**INSTRUCTION**
Pick out all lines in the listing holding the string "modified" and copy them.

[Dataset records]
** Begin **

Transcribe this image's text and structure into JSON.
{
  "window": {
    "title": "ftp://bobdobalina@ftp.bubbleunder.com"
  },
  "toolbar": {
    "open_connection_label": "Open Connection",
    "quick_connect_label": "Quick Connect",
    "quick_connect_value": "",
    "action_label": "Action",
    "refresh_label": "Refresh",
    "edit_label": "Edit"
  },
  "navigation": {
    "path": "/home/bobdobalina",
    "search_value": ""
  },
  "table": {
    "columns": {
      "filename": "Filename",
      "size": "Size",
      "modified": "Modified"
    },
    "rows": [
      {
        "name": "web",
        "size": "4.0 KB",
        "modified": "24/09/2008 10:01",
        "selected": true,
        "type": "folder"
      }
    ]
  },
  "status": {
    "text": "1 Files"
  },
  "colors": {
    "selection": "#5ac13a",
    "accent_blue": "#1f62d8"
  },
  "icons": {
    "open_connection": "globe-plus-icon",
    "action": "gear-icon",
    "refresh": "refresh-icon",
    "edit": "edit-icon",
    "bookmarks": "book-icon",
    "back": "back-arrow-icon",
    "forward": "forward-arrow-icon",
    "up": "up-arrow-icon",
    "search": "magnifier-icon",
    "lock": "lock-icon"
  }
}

** End **

**SOLUTION TO THE PROBLEM**
      "modified": "Modified"
        "modified": "24/09/2008 10:01",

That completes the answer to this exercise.